EXERCISE
Every line of the material is to be repeated exactly as it stands.
___ RECORDS SUPPLIED ___
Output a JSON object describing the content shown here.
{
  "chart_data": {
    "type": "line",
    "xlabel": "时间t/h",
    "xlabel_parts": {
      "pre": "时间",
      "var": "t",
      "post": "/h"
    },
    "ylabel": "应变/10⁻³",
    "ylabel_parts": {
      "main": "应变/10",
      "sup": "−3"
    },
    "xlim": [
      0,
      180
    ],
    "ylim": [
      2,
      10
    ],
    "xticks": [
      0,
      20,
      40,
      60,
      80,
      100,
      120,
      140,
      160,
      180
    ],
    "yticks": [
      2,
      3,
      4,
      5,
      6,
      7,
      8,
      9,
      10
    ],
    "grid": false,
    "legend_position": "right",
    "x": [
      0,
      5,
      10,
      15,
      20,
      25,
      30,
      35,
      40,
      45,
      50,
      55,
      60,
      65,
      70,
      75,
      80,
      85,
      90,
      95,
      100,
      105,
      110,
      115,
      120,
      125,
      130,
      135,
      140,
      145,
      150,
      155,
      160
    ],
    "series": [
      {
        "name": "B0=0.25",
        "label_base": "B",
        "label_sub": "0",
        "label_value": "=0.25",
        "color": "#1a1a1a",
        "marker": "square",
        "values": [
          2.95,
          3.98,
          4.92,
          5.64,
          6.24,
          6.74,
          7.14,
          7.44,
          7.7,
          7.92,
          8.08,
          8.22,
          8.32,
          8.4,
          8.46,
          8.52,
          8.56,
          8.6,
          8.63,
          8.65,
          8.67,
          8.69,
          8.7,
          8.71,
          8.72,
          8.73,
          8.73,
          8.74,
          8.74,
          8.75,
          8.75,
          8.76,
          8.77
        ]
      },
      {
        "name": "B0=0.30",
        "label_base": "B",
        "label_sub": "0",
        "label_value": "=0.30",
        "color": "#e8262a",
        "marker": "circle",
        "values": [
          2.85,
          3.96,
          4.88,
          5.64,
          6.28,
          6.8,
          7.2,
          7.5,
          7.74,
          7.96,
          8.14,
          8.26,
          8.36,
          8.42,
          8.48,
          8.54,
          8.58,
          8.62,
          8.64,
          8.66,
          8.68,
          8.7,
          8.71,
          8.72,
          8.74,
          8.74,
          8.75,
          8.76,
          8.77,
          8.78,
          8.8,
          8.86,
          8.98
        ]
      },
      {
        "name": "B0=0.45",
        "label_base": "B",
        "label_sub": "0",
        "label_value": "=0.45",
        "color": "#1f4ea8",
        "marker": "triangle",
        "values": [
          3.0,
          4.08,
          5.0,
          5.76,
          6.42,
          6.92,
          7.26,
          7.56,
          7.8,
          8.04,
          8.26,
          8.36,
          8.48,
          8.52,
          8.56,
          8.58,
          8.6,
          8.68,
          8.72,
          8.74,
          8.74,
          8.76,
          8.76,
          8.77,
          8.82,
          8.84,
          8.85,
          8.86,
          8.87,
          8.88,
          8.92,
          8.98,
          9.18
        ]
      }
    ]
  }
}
___
WORKED SOLUTION
Output a JSON object describing the content shown here.
{
  "chart_data": {
    "type": "line",
    "xlabel": "时间t/h",
    "xlabel_parts": {
      "pre": "时间",
      "var": "t",
      "post": "/h"
    },
    "ylabel": "应变/10⁻³",
    "ylabel_parts": {
      "main": "应变/10",
      "sup": "−3"
    },
    "xlim": [
      0,
      180
    ],
    "ylim": [
      2,
      10
    ],
    "xticks": [
      0,
      20,
      40,
      60,
      80,
      100,
      120,
      140,
      160,
      180
    ],
    "yticks": [
      2,
      3,
      4,
      5,
      6,
      7,
      8,
      9,
      10
    ],
    "grid": false,
    "legend_position": "right",
    "x": [
      0,
      5,
      10,
      15,
      20,
      25,
      30,
      35,
      40,
      45,
      50,
      55,
      60,
      65,
      70,
      75,
      80,
      85,
      90,
      95,
      100,
      105,
      110,
      115,
      120,
      125,
      130,
      135,
      140,
      145,
      150,
      155,
      160
    ],
    "series": [
      {
        "name": "B0=0.25",
        "label_base": "B",
        "label_sub": "0",
        "label_value": "=0.25",
        "color": "#1a1a1a",
        "marker": "square",
        "values": [
          2.95,
          3.98,
          4.92,
          5.64,
          6.24,
          6.74,
          7.14,
          7.44,
          7.7,
          7.92,
          8.08,
          8.22,
          8.32,
          8.4,
          8.46,
          8.52,
          8.56,
          8.6,
          8.63,
          8.65,
          8.67,
          8.69,
          8.7,
          8.71,
          8.72,
          8.73,
          8.73,
          8.74,
          8.74,
          8.75,
          8.75,
          8.76,
          8.77
        ]
      },
      {
        "name": "B0=0.30",
        "label_base": "B",
        "label_sub": "0",
        "label_value": "=0.30",
        "color": "#e8262a",
        "marker": "circle",
        "values": [
          2.85,
          3.96,
          4.88,
          5.64,
          6.28,
          6.8,
          7.2,
          7.5,
          7.74,
          7.96,
          8.14,
          8.26,
          8.36,
          8.42,
          8.48,
          8.54,
          8.58,
          8.62,
          8.64,
          8.66,
          8.68,
          8.7,
          8.71,
          8.72,
          8.74,
          8.74,
          8.75,
          8.76,
          8.77,
          8.78,
          8.8,
          8.86,
          8.98
        ]
      },
      {
        "name": "B0=0.45",
        "label_base": "B",
        "label_sub": "0",
        "label_value": "=0.45",
        "color": "#1f4ea8",
        "marker": "triangle",
        "values": [
          3.0,
          4.08,
          5.0,
          5.76,
          6.42,
          6.92,
          7.26,
          7.56,
          7.8,
          8.04,
          8.26,
          8.36,
          8.48,
          8.52,
          8.56,
          8.58,
          8.6,
          8.68,
          8.72,
          8.74,
          8.74,
          8.76,
          8.76,
          8.77,
          8.82,
          8.84,
          8.85,
          8.86,
          8.87,
          8.88,
          8.92,
          8.98,
          9.18
        ]
      }
    ]
  }
}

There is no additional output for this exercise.